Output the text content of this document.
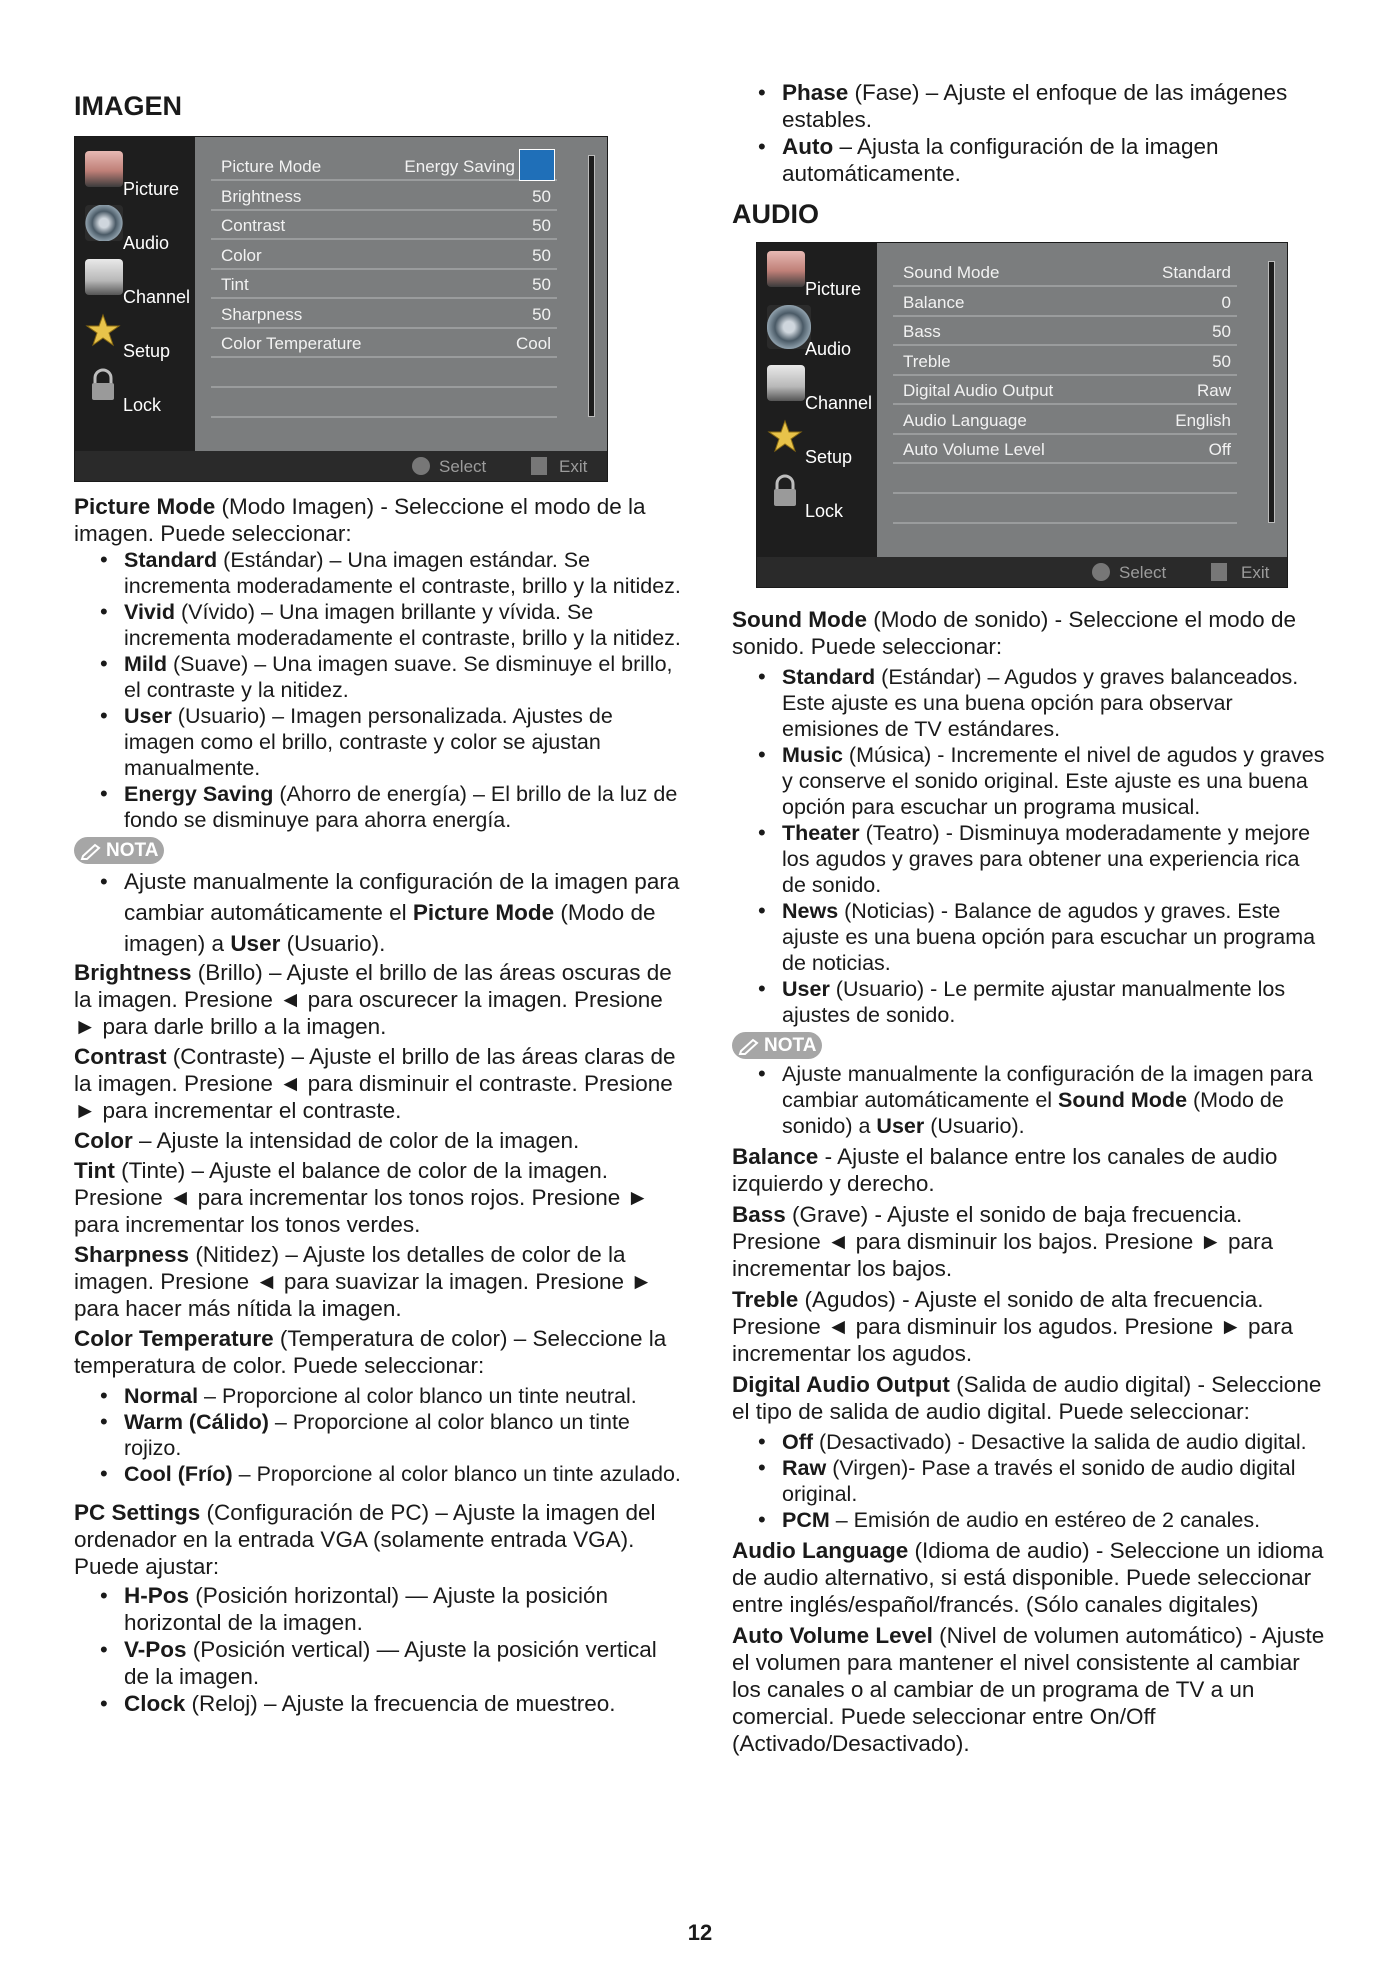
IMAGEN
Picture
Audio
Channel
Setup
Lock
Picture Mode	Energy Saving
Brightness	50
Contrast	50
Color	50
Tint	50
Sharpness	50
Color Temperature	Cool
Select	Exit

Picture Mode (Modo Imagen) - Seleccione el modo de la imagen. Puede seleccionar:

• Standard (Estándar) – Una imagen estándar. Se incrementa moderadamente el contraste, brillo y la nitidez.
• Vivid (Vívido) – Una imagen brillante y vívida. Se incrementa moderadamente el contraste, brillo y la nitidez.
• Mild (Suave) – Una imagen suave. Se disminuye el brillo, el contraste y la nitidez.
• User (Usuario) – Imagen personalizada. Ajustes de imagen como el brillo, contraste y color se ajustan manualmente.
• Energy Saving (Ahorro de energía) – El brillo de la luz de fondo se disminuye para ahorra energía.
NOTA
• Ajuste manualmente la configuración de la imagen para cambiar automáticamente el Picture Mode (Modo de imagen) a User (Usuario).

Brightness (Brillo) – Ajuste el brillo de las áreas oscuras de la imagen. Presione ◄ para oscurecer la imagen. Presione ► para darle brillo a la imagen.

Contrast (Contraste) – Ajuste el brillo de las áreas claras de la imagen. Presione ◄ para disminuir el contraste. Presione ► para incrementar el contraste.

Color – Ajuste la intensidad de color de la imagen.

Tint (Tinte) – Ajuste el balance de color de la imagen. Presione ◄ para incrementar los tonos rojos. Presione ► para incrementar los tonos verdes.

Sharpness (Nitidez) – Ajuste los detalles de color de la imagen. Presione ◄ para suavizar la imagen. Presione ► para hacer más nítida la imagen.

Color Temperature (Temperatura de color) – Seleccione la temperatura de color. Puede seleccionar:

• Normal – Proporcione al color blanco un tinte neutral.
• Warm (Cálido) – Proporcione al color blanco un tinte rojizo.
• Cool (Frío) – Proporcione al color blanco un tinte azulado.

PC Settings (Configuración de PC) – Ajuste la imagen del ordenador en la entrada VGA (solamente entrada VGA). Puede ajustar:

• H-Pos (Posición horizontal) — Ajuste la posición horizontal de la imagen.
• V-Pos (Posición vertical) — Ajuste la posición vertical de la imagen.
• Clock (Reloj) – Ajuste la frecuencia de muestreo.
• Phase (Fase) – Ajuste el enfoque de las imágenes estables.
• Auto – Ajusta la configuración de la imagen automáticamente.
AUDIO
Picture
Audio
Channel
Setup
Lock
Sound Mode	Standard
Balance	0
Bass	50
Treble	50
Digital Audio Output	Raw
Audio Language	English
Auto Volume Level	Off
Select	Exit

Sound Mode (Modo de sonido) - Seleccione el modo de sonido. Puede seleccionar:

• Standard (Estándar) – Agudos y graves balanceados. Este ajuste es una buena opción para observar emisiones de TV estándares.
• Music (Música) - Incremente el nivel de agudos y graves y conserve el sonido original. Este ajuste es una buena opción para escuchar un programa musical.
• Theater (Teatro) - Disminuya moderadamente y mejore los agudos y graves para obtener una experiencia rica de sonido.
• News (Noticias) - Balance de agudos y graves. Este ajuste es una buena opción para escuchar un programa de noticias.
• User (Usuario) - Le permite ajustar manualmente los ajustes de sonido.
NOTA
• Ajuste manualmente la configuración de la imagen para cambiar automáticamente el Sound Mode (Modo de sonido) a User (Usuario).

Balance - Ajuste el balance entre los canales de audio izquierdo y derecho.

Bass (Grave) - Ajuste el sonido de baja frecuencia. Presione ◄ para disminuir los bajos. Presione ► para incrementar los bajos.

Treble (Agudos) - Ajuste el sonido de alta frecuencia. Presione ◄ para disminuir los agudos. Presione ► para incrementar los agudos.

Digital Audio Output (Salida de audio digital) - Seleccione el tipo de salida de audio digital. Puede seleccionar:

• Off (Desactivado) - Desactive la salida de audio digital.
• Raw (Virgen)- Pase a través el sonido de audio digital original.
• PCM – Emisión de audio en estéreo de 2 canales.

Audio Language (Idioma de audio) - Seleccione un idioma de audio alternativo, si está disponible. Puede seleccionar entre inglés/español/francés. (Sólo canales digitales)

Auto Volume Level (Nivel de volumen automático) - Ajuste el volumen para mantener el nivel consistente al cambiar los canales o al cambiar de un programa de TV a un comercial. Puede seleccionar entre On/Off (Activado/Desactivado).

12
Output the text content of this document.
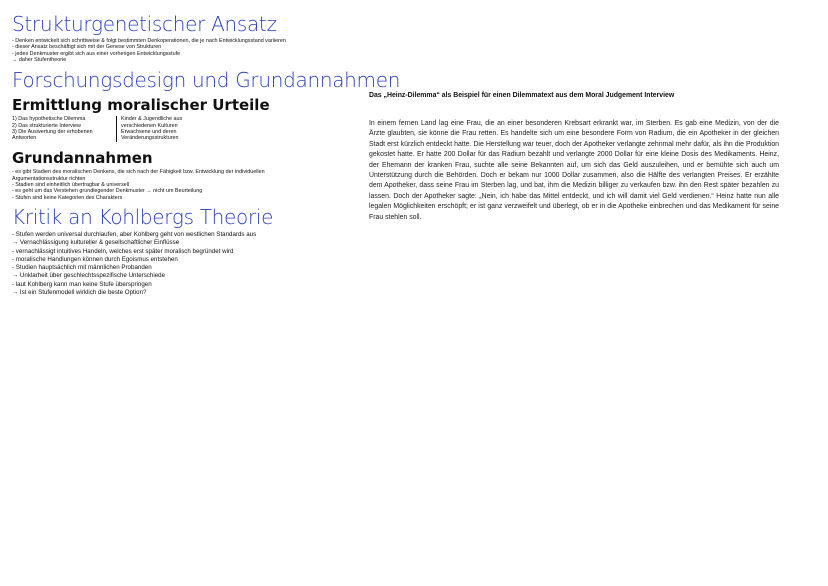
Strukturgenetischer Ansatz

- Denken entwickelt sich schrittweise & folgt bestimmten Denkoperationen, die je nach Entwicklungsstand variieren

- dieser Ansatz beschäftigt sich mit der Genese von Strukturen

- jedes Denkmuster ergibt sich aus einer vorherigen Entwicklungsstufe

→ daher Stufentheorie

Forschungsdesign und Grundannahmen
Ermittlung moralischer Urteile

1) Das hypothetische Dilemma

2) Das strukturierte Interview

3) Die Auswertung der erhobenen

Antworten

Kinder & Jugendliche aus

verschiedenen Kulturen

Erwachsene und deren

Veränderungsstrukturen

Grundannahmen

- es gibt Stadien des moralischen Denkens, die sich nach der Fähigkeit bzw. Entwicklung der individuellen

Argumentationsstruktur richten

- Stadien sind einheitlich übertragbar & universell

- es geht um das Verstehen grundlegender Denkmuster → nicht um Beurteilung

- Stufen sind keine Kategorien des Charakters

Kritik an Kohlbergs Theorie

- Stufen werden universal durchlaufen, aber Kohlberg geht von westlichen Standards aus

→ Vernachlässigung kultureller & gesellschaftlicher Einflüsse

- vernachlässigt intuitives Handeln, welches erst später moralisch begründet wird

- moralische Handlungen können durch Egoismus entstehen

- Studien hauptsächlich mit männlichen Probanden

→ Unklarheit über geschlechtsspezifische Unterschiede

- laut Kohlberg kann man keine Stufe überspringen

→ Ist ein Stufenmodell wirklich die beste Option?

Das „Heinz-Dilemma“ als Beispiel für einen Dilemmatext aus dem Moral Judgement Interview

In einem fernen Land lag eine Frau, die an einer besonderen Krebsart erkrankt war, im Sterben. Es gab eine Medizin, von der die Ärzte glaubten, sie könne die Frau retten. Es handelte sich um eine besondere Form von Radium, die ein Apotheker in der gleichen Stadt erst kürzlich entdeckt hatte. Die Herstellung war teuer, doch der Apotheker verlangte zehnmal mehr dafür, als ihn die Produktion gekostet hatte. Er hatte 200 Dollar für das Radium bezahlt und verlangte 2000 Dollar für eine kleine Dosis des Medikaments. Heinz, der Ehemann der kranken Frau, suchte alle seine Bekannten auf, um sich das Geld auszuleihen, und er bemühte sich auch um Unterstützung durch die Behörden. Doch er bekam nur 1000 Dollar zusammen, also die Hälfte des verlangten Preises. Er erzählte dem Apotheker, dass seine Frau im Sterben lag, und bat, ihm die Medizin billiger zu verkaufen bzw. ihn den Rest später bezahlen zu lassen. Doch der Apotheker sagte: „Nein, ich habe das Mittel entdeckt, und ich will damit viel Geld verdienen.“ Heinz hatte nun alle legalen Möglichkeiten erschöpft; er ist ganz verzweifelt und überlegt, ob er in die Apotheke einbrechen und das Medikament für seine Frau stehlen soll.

Exercise objective = Give the listing again word for word, but drop every picture.

Task response =
Output the text content of this document.
IMAGEN
Picture
Audio
Channel
Setup
Lock
Picture Mode	Energy Saving
Brightness	50
Contrast	50
Color	50
Tint	50
Sharpness	50
Color Temperature	Cool
Select	Exit

Picture Mode (Modo Imagen) - Seleccione el modo de la imagen. Puede seleccionar:

• Standard (Estándar) – Una imagen estándar. Se incrementa moderadamente el contraste, brillo y la nitidez.
• Vivid (Vívido) – Una imagen brillante y vívida. Se incrementa moderadamente el contraste, brillo y la nitidez.
• Mild (Suave) – Una imagen suave. Se disminuye el brillo, el contraste y la nitidez.
• User (Usuario) – Imagen personalizada. Ajustes de imagen como el brillo, contraste y color se ajustan manualmente.
• Energy Saving (Ahorro de energía) – El brillo de la luz de fondo se disminuye para ahorra energía.
NOTA
• Ajuste manualmente la configuración de la imagen para cambiar automáticamente el Picture Mode (Modo de imagen) a User (Usuario).

Brightness (Brillo) – Ajuste el brillo de las áreas oscuras de la imagen. Presione ◄ para oscurecer la imagen. Presione ► para darle brillo a la imagen.

Contrast (Contraste) – Ajuste el brillo de las áreas claras de la imagen. Presione ◄ para disminuir el contraste. Presione ► para incrementar el contraste.

Color – Ajuste la intensidad de color de la imagen.

Tint (Tinte) – Ajuste el balance de color de la imagen. Presione ◄ para incrementar los tonos rojos. Presione ► para incrementar los tonos verdes.

Sharpness (Nitidez) – Ajuste los detalles de color de la imagen. Presione ◄ para suavizar la imagen. Presione ► para hacer más nítida la imagen.

Color Temperature (Temperatura de color) – Seleccione la temperatura de color. Puede seleccionar:

• Normal – Proporcione al color blanco un tinte neutral.
• Warm (Cálido) – Proporcione al color blanco un tinte rojizo.
• Cool (Frío) – Proporcione al color blanco un tinte azulado.

PC Settings (Configuración de PC) – Ajuste la imagen del ordenador en la entrada VGA (solamente entrada VGA). Puede ajustar:

• H-Pos (Posición horizontal) — Ajuste la posición horizontal de la imagen.
• V-Pos (Posición vertical) — Ajuste la posición vertical de la imagen.
• Clock (Reloj) – Ajuste la frecuencia de muestreo.
• Phase (Fase) – Ajuste el enfoque de las imágenes estables.
• Auto – Ajusta la configuración de la imagen automáticamente.
AUDIO
Picture
Audio
Channel
Setup
Lock
Sound Mode	Standard
Balance	0
Bass	50
Treble	50
Digital Audio Output	Raw
Audio Language	English
Auto Volume Level	Off
Select	Exit

Sound Mode (Modo de sonido) - Seleccione el modo de sonido. Puede seleccionar:

• Standard (Estándar) – Agudos y graves balanceados. Este ajuste es una buena opción para observar emisiones de TV estándares.
• Music (Música) - Incremente el nivel de agudos y graves y conserve el sonido original. Este ajuste es una buena opción para escuchar un programa musical.
• Theater (Teatro) - Disminuya moderadamente y mejore los agudos y graves para obtener una experiencia rica de sonido.
• News (Noticias) - Balance de agudos y graves. Este ajuste es una buena opción para escuchar un programa de noticias.
• User (Usuario) - Le permite ajustar manualmente los ajustes de sonido.
NOTA
• Ajuste manualmente la configuración de la imagen para cambiar automáticamente el Sound Mode (Modo de sonido) a User (Usuario).

Balance - Ajuste el balance entre los canales de audio izquierdo y derecho.

Bass (Grave) - Ajuste el sonido de baja frecuencia. Presione ◄ para disminuir los bajos. Presione ► para incrementar los bajos.

Treble (Agudos) - Ajuste el sonido de alta frecuencia. Presione ◄ para disminuir los agudos. Presione ► para incrementar los agudos.

Digital Audio Output (Salida de audio digital) - Seleccione el tipo de salida de audio digital. Puede seleccionar:

• Off (Desactivado) - Desactive la salida de audio digital.
• Raw (Virgen)- Pase a través el sonido de audio digital original.
• PCM – Emisión de audio en estéreo de 2 canales.

Audio Language (Idioma de audio) - Seleccione un idioma de audio alternativo, si está disponible. Puede seleccionar entre inglés/español/francés. (Sólo canales digitales)

Auto Volume Level (Nivel de volumen automático) - Ajuste el volumen para mantener el nivel consistente al cambiar los canales o al cambiar de un programa de TV a un comercial. Puede seleccionar entre On/Off (Activado/Desactivado).

12
Output the text content of this document.
Strukturgenetischer Ansatz

- Denken entwickelt sich schrittweise & folgt bestimmten Denkoperationen, die je nach Entwicklungsstand variieren

- dieser Ansatz beschäftigt sich mit der Genese von Strukturen

- jedes Denkmuster ergibt sich aus einer vorherigen Entwicklungsstufe

→ daher Stufentheorie

Forschungsdesign und Grundannahmen
Ermittlung moralischer Urteile

1) Das hypothetische Dilemma

2) Das strukturierte Interview

3) Die Auswertung der erhobenen

Antworten

Kinder & Jugendliche aus

verschiedenen Kulturen

Erwachsene und deren

Veränderungsstrukturen

Grundannahmen

- es gibt Stadien des moralischen Denkens, die sich nach der Fähigkeit bzw. Entwicklung der individuellen

Argumentationsstruktur richten

- Stadien sind einheitlich übertragbar & universell

- es geht um das Verstehen grundlegender Denkmuster → nicht um Beurteilung

- Stufen sind keine Kategorien des Charakters

Kritik an Kohlbergs Theorie

- Stufen werden universal durchlaufen, aber Kohlberg geht von westlichen Standards aus

→ Vernachlässigung kultureller & gesellschaftlicher Einflüsse

- vernachlässigt intuitives Handeln, welches erst später moralisch begründet wird

- moralische Handlungen können durch Egoismus entstehen

- Studien hauptsächlich mit männlichen Probanden

→ Unklarheit über geschlechtsspezifische Unterschiede

- laut Kohlberg kann man keine Stufe überspringen

→ Ist ein Stufenmodell wirklich die beste Option?

Das „Heinz-Dilemma“ als Beispiel für einen Dilemmatext aus dem Moral Judgement Interview

In einem fernen Land lag eine Frau, die an einer besonderen Krebsart erkrankt war, im Sterben. Es gab eine Medizin, von der die Ärzte glaubten, sie könne die Frau retten. Es handelte sich um eine besondere Form von Radium, die ein Apotheker in der gleichen Stadt erst kürzlich entdeckt hatte. Die Herstellung war teuer, doch der Apotheker verlangte zehnmal mehr dafür, als ihn die Produktion gekostet hatte. Er hatte 200 Dollar für das Radium bezahlt und verlangte 2000 Dollar für eine kleine Dosis des Medikaments. Heinz, der Ehemann der kranken Frau, suchte alle seine Bekannten auf, um sich das Geld auszuleihen, und er bemühte sich auch um Unterstützung durch die Behörden. Doch er bekam nur 1000 Dollar zusammen, also die Hälfte des verlangten Preises. Er erzählte dem Apotheker, dass seine Frau im Sterben lag, und bat, ihm die Medizin billiger zu verkaufen bzw. ihn den Rest später bezahlen zu lassen. Doch der Apotheker sagte: „Nein, ich habe das Mittel entdeckt, und ich will damit viel Geld verdienen.“ Heinz hatte nun alle legalen Möglichkeiten erschöpft; er ist ganz verzweifelt und überlegt, ob er in die Apotheke einbrechen und das Medikament für seine Frau stehlen soll.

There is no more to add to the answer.